In the data that follows, count the lines in which the word "المبكر" occurs, and report that figure alone.
— Start of STORED DATA —
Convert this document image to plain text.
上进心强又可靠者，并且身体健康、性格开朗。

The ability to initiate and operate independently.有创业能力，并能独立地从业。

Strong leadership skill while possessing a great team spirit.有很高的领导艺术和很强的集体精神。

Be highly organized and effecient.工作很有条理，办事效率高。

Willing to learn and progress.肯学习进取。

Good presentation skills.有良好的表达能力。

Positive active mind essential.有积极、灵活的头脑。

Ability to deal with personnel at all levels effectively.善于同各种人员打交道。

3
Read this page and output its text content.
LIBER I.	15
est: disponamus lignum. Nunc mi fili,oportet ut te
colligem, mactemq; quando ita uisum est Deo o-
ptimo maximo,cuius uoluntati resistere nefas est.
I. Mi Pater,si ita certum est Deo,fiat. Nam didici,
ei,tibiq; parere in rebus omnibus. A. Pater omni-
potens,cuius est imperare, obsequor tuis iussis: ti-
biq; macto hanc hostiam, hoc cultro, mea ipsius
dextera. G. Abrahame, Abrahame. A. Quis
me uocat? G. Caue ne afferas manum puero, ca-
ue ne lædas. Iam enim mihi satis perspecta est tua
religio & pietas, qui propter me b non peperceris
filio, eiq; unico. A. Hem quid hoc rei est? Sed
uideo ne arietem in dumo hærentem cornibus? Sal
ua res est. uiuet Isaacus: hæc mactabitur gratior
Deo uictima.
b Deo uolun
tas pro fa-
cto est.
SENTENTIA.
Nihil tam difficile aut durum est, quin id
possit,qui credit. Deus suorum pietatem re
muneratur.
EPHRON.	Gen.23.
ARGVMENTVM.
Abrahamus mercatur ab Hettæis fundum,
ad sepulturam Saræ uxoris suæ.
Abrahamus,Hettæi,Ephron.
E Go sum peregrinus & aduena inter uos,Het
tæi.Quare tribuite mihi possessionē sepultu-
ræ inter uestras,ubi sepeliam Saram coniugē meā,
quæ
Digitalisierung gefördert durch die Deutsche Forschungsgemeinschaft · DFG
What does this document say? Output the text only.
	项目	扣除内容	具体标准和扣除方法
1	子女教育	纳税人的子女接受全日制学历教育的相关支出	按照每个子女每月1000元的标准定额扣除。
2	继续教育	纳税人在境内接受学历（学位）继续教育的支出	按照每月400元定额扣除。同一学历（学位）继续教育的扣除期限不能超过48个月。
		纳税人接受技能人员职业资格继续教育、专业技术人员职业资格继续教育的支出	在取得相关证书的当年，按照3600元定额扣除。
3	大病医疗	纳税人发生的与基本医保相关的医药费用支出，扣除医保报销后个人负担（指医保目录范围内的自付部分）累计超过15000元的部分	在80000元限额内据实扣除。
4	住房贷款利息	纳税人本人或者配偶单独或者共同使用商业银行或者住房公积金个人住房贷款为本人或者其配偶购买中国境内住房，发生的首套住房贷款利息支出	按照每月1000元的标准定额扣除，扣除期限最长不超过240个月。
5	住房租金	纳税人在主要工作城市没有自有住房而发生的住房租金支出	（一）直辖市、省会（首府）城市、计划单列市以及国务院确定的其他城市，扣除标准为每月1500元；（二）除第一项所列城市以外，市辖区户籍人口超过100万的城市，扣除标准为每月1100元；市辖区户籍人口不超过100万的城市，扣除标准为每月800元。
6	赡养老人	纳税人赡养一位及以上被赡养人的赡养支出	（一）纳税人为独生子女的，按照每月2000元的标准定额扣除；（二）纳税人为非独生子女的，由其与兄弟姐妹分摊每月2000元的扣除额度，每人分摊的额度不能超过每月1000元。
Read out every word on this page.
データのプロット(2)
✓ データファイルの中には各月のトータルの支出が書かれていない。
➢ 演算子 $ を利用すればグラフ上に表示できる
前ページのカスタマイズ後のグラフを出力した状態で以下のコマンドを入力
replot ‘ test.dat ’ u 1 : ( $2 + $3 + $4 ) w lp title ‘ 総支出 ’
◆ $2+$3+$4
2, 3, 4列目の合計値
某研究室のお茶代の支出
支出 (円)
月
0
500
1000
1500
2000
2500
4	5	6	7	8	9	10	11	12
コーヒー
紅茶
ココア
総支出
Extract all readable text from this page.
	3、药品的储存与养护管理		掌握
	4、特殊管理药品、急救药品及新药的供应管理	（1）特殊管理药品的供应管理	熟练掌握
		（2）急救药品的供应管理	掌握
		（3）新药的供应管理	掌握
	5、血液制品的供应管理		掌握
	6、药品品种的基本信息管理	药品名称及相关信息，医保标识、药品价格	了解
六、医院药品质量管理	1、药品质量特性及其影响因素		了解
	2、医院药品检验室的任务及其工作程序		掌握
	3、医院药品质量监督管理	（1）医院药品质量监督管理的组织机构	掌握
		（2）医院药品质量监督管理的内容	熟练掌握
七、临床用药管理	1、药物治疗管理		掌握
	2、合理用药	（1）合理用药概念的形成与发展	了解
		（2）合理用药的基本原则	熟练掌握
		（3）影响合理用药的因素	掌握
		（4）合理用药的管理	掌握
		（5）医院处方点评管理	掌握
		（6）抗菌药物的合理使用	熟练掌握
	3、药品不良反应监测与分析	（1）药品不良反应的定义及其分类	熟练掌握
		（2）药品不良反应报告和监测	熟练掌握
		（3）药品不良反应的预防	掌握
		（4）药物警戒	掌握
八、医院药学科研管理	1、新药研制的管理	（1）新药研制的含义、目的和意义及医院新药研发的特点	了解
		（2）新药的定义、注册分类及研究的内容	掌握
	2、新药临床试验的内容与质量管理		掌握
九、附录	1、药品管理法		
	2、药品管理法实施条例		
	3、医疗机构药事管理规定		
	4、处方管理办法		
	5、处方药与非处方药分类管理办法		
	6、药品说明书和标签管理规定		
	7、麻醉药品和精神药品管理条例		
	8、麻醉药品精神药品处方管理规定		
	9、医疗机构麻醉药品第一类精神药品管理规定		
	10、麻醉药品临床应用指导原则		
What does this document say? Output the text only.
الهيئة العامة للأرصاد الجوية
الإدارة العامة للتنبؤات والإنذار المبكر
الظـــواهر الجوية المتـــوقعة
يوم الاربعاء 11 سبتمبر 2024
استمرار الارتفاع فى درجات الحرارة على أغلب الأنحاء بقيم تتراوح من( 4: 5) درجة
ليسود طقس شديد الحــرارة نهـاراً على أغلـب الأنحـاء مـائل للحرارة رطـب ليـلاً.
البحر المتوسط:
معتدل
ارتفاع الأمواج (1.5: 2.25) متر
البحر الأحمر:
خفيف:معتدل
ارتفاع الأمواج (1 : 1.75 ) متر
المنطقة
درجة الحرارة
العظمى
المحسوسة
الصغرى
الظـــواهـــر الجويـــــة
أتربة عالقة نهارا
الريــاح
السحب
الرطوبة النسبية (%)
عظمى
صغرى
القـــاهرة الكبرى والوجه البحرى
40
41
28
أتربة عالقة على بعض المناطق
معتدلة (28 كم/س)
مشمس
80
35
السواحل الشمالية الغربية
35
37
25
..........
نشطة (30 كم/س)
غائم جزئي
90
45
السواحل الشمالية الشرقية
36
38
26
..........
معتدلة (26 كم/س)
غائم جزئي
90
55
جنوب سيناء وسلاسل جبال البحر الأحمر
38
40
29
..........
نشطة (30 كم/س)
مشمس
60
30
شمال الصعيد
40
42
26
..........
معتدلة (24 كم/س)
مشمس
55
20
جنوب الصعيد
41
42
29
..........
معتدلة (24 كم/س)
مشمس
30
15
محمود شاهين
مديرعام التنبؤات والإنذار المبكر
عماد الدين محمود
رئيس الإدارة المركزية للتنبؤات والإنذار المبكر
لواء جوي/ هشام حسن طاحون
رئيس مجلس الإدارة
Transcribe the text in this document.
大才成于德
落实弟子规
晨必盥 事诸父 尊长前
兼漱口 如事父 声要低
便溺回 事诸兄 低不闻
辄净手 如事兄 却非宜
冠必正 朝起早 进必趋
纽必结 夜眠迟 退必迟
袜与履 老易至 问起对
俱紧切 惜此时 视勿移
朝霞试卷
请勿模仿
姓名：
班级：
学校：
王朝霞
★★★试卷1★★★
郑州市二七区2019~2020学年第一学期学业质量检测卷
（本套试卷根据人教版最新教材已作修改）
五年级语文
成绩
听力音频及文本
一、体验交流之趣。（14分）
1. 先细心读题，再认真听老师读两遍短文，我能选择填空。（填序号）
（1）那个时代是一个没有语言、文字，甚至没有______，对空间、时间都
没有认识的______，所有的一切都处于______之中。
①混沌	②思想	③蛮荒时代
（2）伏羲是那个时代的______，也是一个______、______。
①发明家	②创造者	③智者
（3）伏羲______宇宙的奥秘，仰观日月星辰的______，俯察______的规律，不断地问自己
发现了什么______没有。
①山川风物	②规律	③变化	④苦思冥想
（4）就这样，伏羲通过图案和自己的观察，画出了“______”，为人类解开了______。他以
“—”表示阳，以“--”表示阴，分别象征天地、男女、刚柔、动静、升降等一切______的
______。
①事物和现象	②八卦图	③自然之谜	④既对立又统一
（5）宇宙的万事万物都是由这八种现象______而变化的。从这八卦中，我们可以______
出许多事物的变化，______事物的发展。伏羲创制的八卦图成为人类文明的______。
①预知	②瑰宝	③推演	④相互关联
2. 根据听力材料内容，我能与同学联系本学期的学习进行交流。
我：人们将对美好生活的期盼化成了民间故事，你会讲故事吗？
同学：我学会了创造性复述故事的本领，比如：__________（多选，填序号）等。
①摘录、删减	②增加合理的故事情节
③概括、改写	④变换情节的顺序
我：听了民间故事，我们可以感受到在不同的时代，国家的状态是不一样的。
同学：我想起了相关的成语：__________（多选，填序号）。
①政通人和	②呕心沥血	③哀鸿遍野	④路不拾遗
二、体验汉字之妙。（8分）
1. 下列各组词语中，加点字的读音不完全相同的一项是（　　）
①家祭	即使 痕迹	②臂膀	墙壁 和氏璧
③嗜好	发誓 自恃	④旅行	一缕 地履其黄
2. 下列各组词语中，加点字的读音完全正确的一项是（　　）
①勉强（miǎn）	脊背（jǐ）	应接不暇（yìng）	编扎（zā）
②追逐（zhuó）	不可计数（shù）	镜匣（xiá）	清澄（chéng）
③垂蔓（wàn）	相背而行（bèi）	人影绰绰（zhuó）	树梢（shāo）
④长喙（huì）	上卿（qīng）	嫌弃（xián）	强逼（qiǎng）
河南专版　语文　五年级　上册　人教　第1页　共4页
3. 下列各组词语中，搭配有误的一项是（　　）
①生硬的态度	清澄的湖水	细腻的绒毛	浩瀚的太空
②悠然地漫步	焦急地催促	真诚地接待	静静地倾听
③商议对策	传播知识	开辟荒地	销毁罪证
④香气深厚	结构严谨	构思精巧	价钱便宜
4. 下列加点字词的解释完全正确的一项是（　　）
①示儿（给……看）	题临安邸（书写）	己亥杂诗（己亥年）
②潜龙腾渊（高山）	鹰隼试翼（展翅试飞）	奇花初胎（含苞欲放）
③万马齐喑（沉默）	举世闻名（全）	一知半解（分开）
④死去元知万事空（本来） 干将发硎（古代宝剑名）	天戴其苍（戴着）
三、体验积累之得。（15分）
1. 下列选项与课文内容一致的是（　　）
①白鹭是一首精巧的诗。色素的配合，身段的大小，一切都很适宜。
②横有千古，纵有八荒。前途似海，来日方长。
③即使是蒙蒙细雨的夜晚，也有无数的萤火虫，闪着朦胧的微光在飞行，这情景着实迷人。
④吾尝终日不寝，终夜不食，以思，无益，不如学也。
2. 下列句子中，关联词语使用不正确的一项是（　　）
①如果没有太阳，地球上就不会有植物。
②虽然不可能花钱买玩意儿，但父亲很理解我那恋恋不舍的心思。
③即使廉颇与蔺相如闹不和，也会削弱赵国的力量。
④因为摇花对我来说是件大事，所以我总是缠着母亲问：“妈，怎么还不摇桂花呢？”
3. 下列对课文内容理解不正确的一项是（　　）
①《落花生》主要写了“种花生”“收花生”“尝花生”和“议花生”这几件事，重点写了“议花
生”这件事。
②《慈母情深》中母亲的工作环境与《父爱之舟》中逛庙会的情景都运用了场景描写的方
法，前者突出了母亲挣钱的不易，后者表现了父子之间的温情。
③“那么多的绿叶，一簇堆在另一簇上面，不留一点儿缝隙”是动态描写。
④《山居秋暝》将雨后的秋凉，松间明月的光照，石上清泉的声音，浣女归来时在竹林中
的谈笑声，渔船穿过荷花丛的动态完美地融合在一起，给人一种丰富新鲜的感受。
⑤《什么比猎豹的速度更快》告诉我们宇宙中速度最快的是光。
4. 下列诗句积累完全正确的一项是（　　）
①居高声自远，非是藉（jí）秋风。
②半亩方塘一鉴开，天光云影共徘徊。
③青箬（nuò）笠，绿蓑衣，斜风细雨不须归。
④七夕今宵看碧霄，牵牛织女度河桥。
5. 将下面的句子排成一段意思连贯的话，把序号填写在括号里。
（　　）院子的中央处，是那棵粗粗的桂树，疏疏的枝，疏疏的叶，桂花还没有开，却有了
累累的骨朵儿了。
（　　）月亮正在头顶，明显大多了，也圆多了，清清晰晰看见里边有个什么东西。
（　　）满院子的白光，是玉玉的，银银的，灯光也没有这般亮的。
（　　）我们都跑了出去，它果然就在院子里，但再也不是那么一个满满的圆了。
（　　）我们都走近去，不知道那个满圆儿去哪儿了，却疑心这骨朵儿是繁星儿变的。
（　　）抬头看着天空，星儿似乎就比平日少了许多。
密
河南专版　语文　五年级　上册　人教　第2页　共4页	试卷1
— End of STORED DATA —
§ **WORKED SOLUTION**: 3